What to do
Look through the records that follow. Copy every line containing the word "WooCommerce".
# Start of Listing
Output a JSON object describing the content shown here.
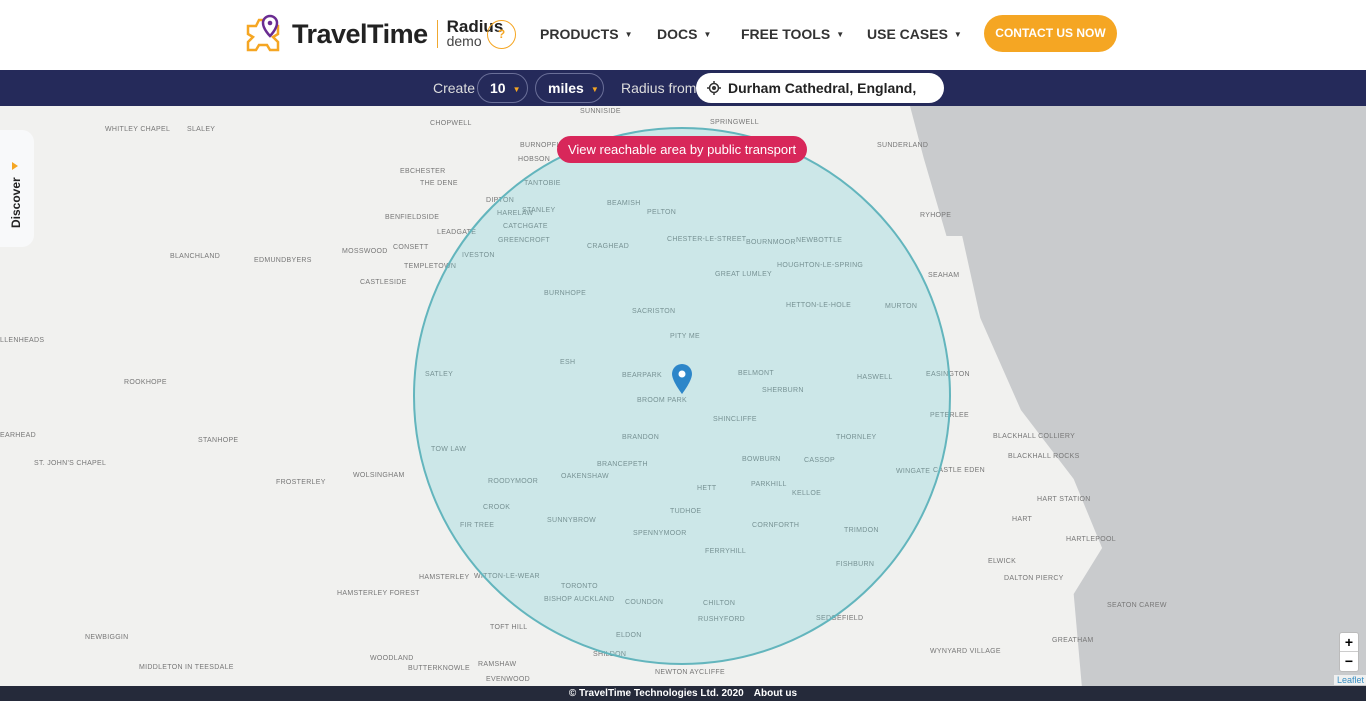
{
  "header": {
    "brand": "TravelTime",
    "product": "Radius",
    "product_sub": "demo",
    "help_label": "?",
    "nav": [
      {
        "label": "PRODUCTS"
      },
      {
        "label": "DOCS"
      },
      {
        "label": "FREE TOOLS"
      },
      {
        "label": "USE CASES"
      }
    ],
    "caret": "▼",
    "cta_label": "CONTACT US NOW"
  },
  "toolbar": {
    "create_label": "Create",
    "distance_value": "10",
    "unit_value": "miles",
    "radius_from_label": "Radius from",
    "location_value": "Durham Cathedral, England, Uni..."
  },
  "map": {
    "public_transport_button": "View reachable area by public transport",
    "discover_label": "Discover",
    "zoom_in": "+",
    "zoom_out": "−",
    "attribution": "Leaflet",
    "radius_circle_color": "#63b5bd",
    "places": [
      "WHITLEY CHAPEL",
      "SLALEY",
      "CHOPWELL",
      "SUNNISIDE",
      "SPRINGWELL",
      "SUNDERLAND",
      "BURNOPFIELD",
      "HOBSON",
      "EBCHESTER",
      "THE DENE",
      "TANTOBIE",
      "DIPTON",
      "STANLEY",
      "BEAMISH",
      "PELTON",
      "RYHOPE",
      "BENFIELDSIDE",
      "LEADGATE",
      "HARELAW",
      "CATCHGATE",
      "GREENCROFT",
      "CRAGHEAD",
      "CHESTER-LE-STREET",
      "BOURNMOOR",
      "NEWBOTTLE",
      "BLANCHLAND",
      "EDMUNDBYERS",
      "MOSSWOOD",
      "CONSETT",
      "TEMPLETOWN",
      "IVESTON",
      "GREAT LUMLEY",
      "HOUGHTON-LE-SPRING",
      "SEAHAM",
      "CASTLESIDE",
      "BURNHOPE",
      "HETTON-LE-HOLE",
      "MURTON",
      "SACRISTON",
      "PITY ME",
      "LLENHEADS",
      "ESH",
      "SATLEY",
      "BEARPARK",
      "BROOM PARK",
      "BELMONT",
      "SHERBURN",
      "HASWELL",
      "EASINGTON",
      "ROOKHOPE",
      "SHINCLIFFE",
      "PETERLEE",
      "EARHEAD",
      "STANHOPE",
      "TOW LAW",
      "BRANDON",
      "THORNLEY",
      "BLACKHALL COLLIERY",
      "BLACKHALL ROCKS",
      "ST. JOHN'S CHAPEL",
      "FROSTERLEY",
      "WOLSINGHAM",
      "BRANCEPETH",
      "OAKENSHAW",
      "BOWBURN",
      "CASSOP",
      "WINGATE",
      "CASTLE EDEN",
      "ROODYMOOR",
      "HETT",
      "PARKHILL",
      "KELLOE",
      "HART STATION",
      "CROOK",
      "SUNNYBROW",
      "TUDHOE",
      "CORNFORTH",
      "TRIMDON",
      "HART",
      "FIR TREE",
      "SPENNYMOOR",
      "HARTLEPOOL",
      "FERRYHILL",
      "ELWICK",
      "FISHBURN",
      "HAMSTERLEY",
      "WITTON-LE-WEAR",
      "TORONTO",
      "DALTON PIERCY",
      "HAMSTERLEY FOREST",
      "BISHOP AUCKLAND",
      "COUNDON",
      "CHILTON",
      "SEATON CAREW",
      "TOFT HILL",
      "RUSHYFORD",
      "SEDGEFIELD",
      "NEWBIGGIN",
      "ELDON",
      "GREATHAM",
      "WOODLAND",
      "SHILDON",
      "WYNYARD VILLAGE",
      "MIDDLETON IN TEESDALE",
      "BUTTERKNOWLE",
      "RAMSHAW",
      "NEWTON AYCLIFFE",
      "EVENWOOD"
    ]
  },
  "footer": {
    "copyright": "© TravelTime Technologies Ltd. 2020",
    "about_link": "About us"
  },
  "colors": {
    "accent": "#f5a623",
    "toolbar_bg": "#252a5a",
    "transport_button": "#d8275a",
    "pin": "#2d86c9"
  }
}
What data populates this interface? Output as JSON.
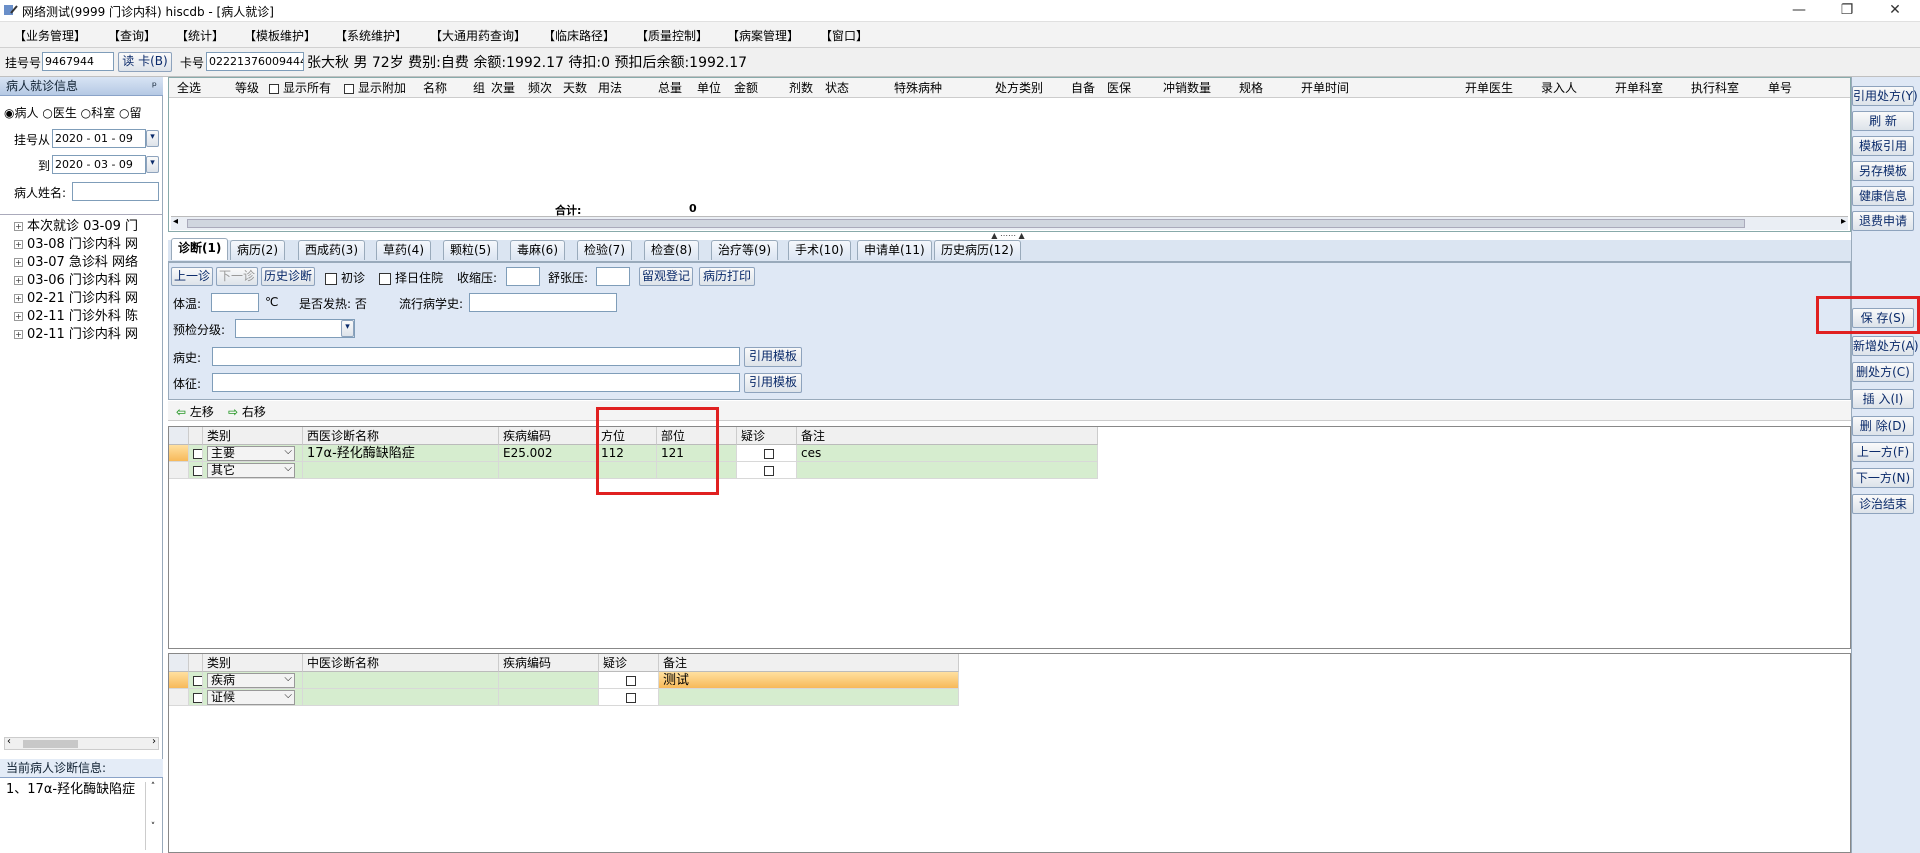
{
  "window": {
    "title": "网络测试(9999 门诊内科)  hiscdb - [病人就诊]"
  },
  "menu": [
    "【业务管理】",
    "【查询】",
    "【统计】",
    "【模板维护】",
    "【系统维护】",
    "【大通用药查询】",
    "【临床路径】",
    "【质量控制】",
    "【病案管理】",
    "【窗口】"
  ],
  "reg": {
    "reg_label": "挂号号",
    "reg_no": "9467944",
    "read_card": "读 卡(B)",
    "card_label": "卡号",
    "card_no": "02221376009444543",
    "patient_info": "张大秋  男  72岁  费别:自费  余额:1992.17  待扣:0  预扣后余额:1992.17"
  },
  "left": {
    "header": "病人就诊信息",
    "pin": "ᵖ",
    "radios": [
      "病人",
      "医生",
      "科室",
      "留"
    ],
    "reg_from_label": "挂号从",
    "reg_from": "2020 - 01 - 09",
    "to_label": "到",
    "to": "2020 - 03 - 09",
    "name_label": "病人姓名:",
    "tree": [
      "本次就诊  03-09  门",
      "03-08  门诊内科  网",
      "03-07  急诊科  网络",
      "03-06  门诊内科  网",
      "02-21  门诊内科  网",
      "02-11  门诊外科  陈",
      "02-11  门诊内科  网"
    ],
    "diag_header": "当前病人诊断信息:",
    "diag_text": "1、17α-羟化酶缺陷症"
  },
  "rx_grid": {
    "headers": [
      "全选",
      "等级",
      "显示所有",
      "显示附加",
      "名称",
      "组",
      "次量",
      "频次",
      "天数",
      "用法",
      "总量",
      "单位",
      "金额",
      "剂数",
      "状态",
      "特殊病种",
      "处方类别",
      "自备",
      "医保",
      "冲销数量",
      "规格",
      "开单时间",
      "开单医生",
      "录入人",
      "开单科室",
      "执行科室",
      "单号"
    ],
    "total_label": "合计:",
    "total_value": "0"
  },
  "tabs": [
    "诊断(1)",
    "病历(2)",
    "西成药(3)",
    "草药(4)",
    "颗粒(5)",
    "毒麻(6)",
    "检验(7)",
    "检查(8)",
    "治疗等(9)",
    "手术(10)",
    "申请单(11)",
    "历史病历(12)"
  ],
  "form": {
    "prev": "上一诊",
    "next": "下一诊",
    "history": "历史诊断",
    "first_visit": "初诊",
    "choose_day": "择日住院",
    "systolic": "收缩压:",
    "diastolic": "舒张压:",
    "observe": "留观登记",
    "print": "病历打印",
    "temp": "体温:",
    "temp_unit": "℃",
    "fever": "是否发热: 否",
    "epi": "流行病学史:",
    "triage": "预检分级:",
    "history_label": "病史:",
    "exam_label": "体征:",
    "quote1": "引用模板",
    "quote2": "引用模板"
  },
  "move": {
    "left": "左移",
    "right": "右移"
  },
  "west_grid": {
    "headers": [
      "类别",
      "西医诊断名称",
      "疾病编码",
      "方位",
      "部位",
      "疑诊",
      "备注"
    ],
    "rows": [
      {
        "type": "主要",
        "name": "17α-羟化酶缺陷症",
        "code": "E25.002",
        "pos": "112",
        "site": "121",
        "note": "ces"
      },
      {
        "type": "其它",
        "name": "",
        "code": "",
        "pos": "",
        "site": "",
        "note": ""
      }
    ]
  },
  "tcm_grid": {
    "headers": [
      "类别",
      "中医诊断名称",
      "疾病编码",
      "疑诊",
      "备注"
    ],
    "rows": [
      {
        "type": "疾病",
        "note": "测试"
      },
      {
        "type": "证候",
        "note": ""
      }
    ]
  },
  "right_buttons": [
    "引用处方(Y)",
    "刷  新",
    "模板引用",
    "另存模板",
    "健康信息",
    "退费申请",
    "保  存(S)",
    "新增处方(A)",
    "删处方(C)",
    "插  入(I)",
    "删  除(D)",
    "上一方(F)",
    "下一方(N)",
    "诊治结束"
  ],
  "colors": {
    "accent": "#e02020",
    "green_row": "#d6edcf",
    "form_bg": "#dfe8f5"
  }
}
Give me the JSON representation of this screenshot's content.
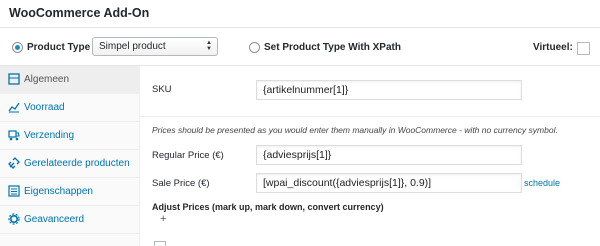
{
  "header": {
    "title": "WooCommerce Add-On"
  },
  "product_type": {
    "radio_label": "Product Type",
    "select_value": "Simpel product",
    "xpath_label": "Set Product Type With XPath",
    "virtual_label": "Virtueel:"
  },
  "sidebar": {
    "items": [
      {
        "label": "Algemeen",
        "icon": "wrench-icon"
      },
      {
        "label": "Voorraad",
        "icon": "chart-icon"
      },
      {
        "label": "Verzending",
        "icon": "truck-icon"
      },
      {
        "label": "Gerelateerde producten",
        "icon": "link-icon"
      },
      {
        "label": "Eigenschappen",
        "icon": "list-icon"
      },
      {
        "label": "Geavanceerd",
        "icon": "gear-icon"
      }
    ]
  },
  "general": {
    "sku_label": "SKU",
    "sku_value": "{artikelnummer[1]}",
    "note": "Prices should be presented as you would enter them manually in WooCommerce - with no currency symbol.",
    "regular_price_label": "Regular Price (€)",
    "regular_price_value": "{adviesprijs[1]}",
    "sale_price_label": "Sale Price (€)",
    "sale_price_value": "[wpai_discount({adviesprijs[1]}, 0.9)]",
    "schedule_link": "schedule",
    "adjust_prices_label": "Adjust Prices (mark up, mark down, convert currency)",
    "adjust_prices_toggle": "+"
  },
  "colors": {
    "accent": "#0073aa",
    "radio": "#1e8cbe"
  }
}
# End of Listing
Answer for this exercise
    "title": "WooCommerce Add-On"
    "note": "Prices should be presented as you would enter them manually in WooCommerce - with no currency symbol.",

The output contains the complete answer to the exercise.